- [Recorded data]
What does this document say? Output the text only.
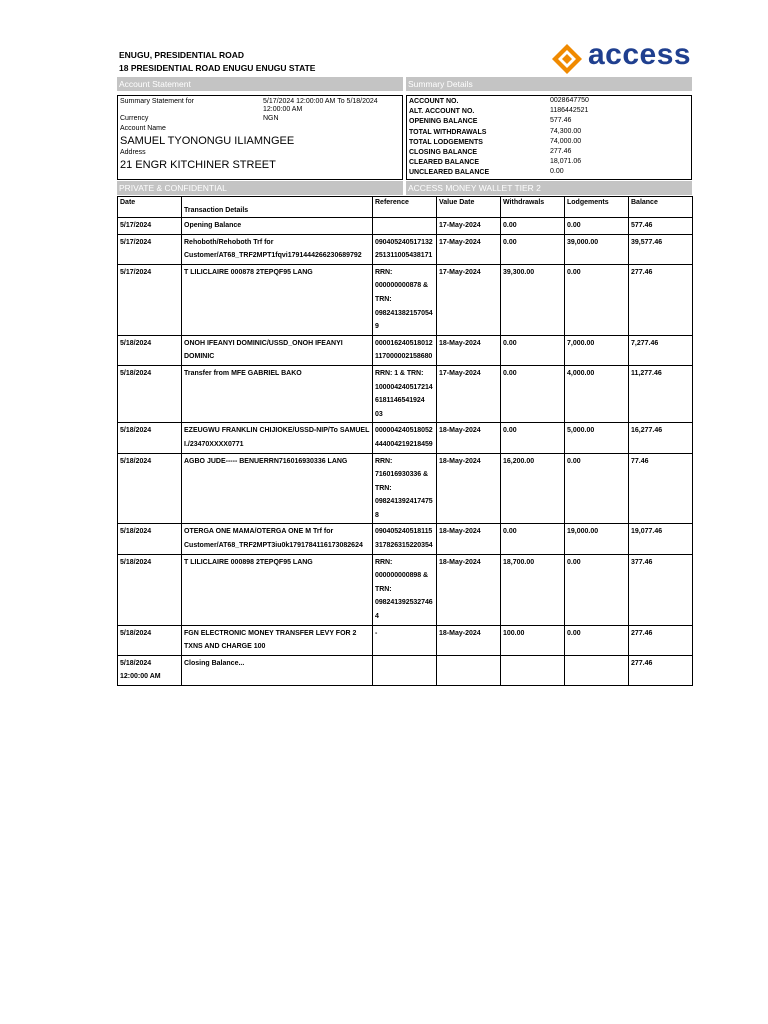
ENUGU, PRESIDENTIAL ROAD
18 PRESIDENTIAL ROAD ENUGU ENUGU STATE	access
Account Statement	Summary Details
Summary Statement for	5/17/2024 12:00:00 AM To 5/18/2024 12:00:00 AM
Currency	NGN
Account Name
SAMUEL TYONONGU ILIAMNGEE
Address
21 ENGR KITCHINER STREET
ACCOUNT NO.	0028647750
ALT. ACCOUNT NO.	1186442521
OPENING BALANCE	577.46
TOTAL WITHDRAWALS	74,300.00
TOTAL LODGEMENTS	74,000.00
CLOSING BALANCE	277.46
CLEARED BALANCE	18,071.06
UNCLEARED BALANCE	0.00
PRIVATE & CONFIDENTIAL	ACCESS MONEY WALLET TIER 2
Date	Transaction Details	Reference	Value Date	Withdrawals	Lodgements	Balance
5/17/2024	Opening Balance		17-May-2024	0.00	0.00	577.46
5/17/2024	Rehoboth/Rehoboth Trf for Customer/AT68_TRF2MPT1fqvi1791444266230689792	090405240517132251311005438171	17-May-2024	0.00	39,000.00	39,577.46
5/17/2024	T LILICLAIRE 000878 2TEPQF95 LANG	RRN: 000000000878 & TRN: 0982413821570549	17-May-2024	39,300.00	0.00	277.46
5/18/2024	ONOH IFEANYI DOMINIC/USSD_ONOH IFEANYI DOMINIC	000016240518012117000002158680	18-May-2024	0.00	7,000.00	7,277.46
5/18/2024	Transfer from MFE GABRIEL BAKO	RRN: 1 & TRN: 1000042405172146181146541924 03	17-May-2024	0.00	4,000.00	11,277.46
5/18/2024	EZEUGWU FRANKLIN CHIJIOKE/USSD-NIP/To SAMUEL I./23470XXXX0771	000004240518052444004219218459	18-May-2024	0.00	5,000.00	16,277.46
5/18/2024	AGBO JUDE----- BENUERRN716016930336 LANG	RRN: 716016930336 & TRN: 0982413924174758	18-May-2024	16,200.00	0.00	77.46
5/18/2024	OTERGA ONE MAMA/OTERGA ONE M Trf for Customer/AT68_TRF2MPT3iu0k1791784116173082624	090405240518115317826315220354	18-May-2024	0.00	19,000.00	19,077.46
5/18/2024	T LILICLAIRE 000898 2TEPQF95 LANG	RRN: 000000000898 & TRN: 0982413925327464	18-May-2024	18,700.00	0.00	377.46
5/18/2024	FGN ELECTRONIC MONEY TRANSFER LEVY FOR 2 TXNS AND CHARGE 100	-	18-May-2024	100.00	0.00	277.46
5/18/2024 12:00:00 AM	Closing Balance...					277.46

- [Job] Omit every picture, then reproduce the rest of the listing exactly.

- [Finished exercise]
What does this document say? Output the text only.
ENUGU, PRESIDENTIAL ROAD
18 PRESIDENTIAL ROAD ENUGU ENUGU STATE	access
Account Statement	Summary Details
Summary Statement for	5/17/2024 12:00:00 AM To 5/18/2024 12:00:00 AM
Currency	NGN
Account Name
SAMUEL TYONONGU ILIAMNGEE
Address
21 ENGR KITCHINER STREET
ACCOUNT NO.	0028647750
ALT. ACCOUNT NO.	1186442521
OPENING BALANCE	577.46
TOTAL WITHDRAWALS	74,300.00
TOTAL LODGEMENTS	74,000.00
CLOSING BALANCE	277.46
CLEARED BALANCE	18,071.06
UNCLEARED BALANCE	0.00
PRIVATE & CONFIDENTIAL	ACCESS MONEY WALLET TIER 2
Date	Transaction Details	Reference	Value Date	Withdrawals	Lodgements	Balance
5/17/2024	Opening Balance		17-May-2024	0.00	0.00	577.46
5/17/2024	Rehoboth/Rehoboth Trf for Customer/AT68_TRF2MPT1fqvi1791444266230689792	090405240517132251311005438171	17-May-2024	0.00	39,000.00	39,577.46
5/17/2024	T LILICLAIRE 000878 2TEPQF95 LANG	RRN: 000000000878 & TRN: 0982413821570549	17-May-2024	39,300.00	0.00	277.46
5/18/2024	ONOH IFEANYI DOMINIC/USSD_ONOH IFEANYI DOMINIC	000016240518012117000002158680	18-May-2024	0.00	7,000.00	7,277.46
5/18/2024	Transfer from MFE GABRIEL BAKO	RRN: 1 & TRN: 1000042405172146181146541924 03	17-May-2024	0.00	4,000.00	11,277.46
5/18/2024	EZEUGWU FRANKLIN CHIJIOKE/USSD-NIP/To SAMUEL I./23470XXXX0771	000004240518052444004219218459	18-May-2024	0.00	5,000.00	16,277.46
5/18/2024	AGBO JUDE----- BENUERRN716016930336 LANG	RRN: 716016930336 & TRN: 0982413924174758	18-May-2024	16,200.00	0.00	77.46
5/18/2024	OTERGA ONE MAMA/OTERGA ONE M Trf for Customer/AT68_TRF2MPT3iu0k1791784116173082624	090405240518115317826315220354	18-May-2024	0.00	19,000.00	19,077.46
5/18/2024	T LILICLAIRE 000898 2TEPQF95 LANG	RRN: 000000000898 & TRN: 0982413925327464	18-May-2024	18,700.00	0.00	377.46
5/18/2024	FGN ELECTRONIC MONEY TRANSFER LEVY FOR 2 TXNS AND CHARGE 100	-	18-May-2024	100.00	0.00	277.46
5/18/2024 12:00:00 AM	Closing Balance...					277.46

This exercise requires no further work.